:: Work required ::
Count how many lines hold the string "this". Give that number alone.
---+---
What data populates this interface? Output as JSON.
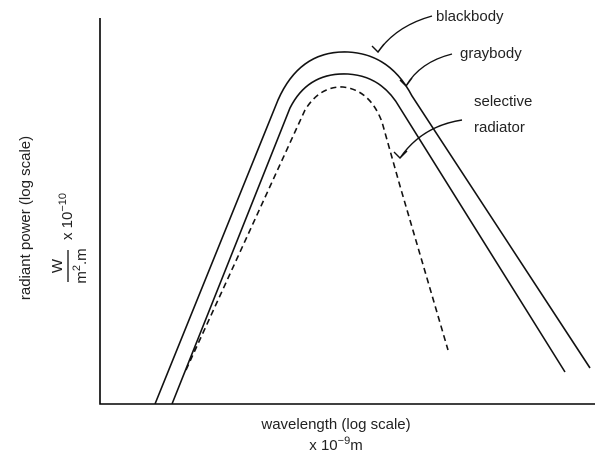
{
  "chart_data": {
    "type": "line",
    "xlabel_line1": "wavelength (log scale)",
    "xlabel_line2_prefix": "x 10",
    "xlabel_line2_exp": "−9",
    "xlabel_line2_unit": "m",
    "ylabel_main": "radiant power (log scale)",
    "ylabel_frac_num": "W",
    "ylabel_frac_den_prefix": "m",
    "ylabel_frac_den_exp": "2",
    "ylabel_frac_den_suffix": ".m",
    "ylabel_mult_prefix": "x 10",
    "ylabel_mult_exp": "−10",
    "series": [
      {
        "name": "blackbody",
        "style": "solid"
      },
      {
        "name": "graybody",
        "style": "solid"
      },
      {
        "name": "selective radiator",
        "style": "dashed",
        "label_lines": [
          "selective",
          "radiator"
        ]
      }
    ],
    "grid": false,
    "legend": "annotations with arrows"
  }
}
---+---
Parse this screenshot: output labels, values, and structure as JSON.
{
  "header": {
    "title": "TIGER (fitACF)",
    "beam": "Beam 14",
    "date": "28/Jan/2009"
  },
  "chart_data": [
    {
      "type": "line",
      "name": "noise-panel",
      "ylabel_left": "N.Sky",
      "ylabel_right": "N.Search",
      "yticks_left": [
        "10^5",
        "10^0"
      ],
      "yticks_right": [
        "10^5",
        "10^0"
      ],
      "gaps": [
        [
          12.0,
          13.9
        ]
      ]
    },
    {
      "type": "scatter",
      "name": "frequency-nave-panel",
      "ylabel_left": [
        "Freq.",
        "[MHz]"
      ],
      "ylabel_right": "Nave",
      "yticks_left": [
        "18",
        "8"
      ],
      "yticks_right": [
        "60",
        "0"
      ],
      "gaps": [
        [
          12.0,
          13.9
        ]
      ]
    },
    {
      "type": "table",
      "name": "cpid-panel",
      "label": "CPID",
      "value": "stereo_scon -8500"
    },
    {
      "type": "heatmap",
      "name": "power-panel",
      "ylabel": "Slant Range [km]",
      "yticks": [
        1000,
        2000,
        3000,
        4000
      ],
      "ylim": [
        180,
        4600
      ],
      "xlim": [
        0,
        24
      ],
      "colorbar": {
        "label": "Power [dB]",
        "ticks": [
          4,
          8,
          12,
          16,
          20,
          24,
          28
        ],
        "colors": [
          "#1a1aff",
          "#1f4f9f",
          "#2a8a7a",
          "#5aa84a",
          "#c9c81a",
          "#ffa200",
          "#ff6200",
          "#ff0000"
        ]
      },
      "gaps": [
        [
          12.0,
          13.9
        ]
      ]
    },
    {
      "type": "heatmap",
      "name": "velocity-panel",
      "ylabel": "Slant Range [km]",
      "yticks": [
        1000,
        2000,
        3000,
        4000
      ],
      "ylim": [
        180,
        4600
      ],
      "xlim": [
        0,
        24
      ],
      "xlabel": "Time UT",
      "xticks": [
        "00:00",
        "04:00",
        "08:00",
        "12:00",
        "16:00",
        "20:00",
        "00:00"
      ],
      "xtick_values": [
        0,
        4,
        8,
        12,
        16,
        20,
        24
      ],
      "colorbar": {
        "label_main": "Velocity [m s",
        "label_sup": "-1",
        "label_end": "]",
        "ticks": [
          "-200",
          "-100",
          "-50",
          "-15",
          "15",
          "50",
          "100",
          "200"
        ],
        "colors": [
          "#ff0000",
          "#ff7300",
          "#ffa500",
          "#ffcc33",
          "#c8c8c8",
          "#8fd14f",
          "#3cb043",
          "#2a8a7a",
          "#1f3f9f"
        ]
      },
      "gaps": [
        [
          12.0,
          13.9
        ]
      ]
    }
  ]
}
---+---
:: Full response ::
2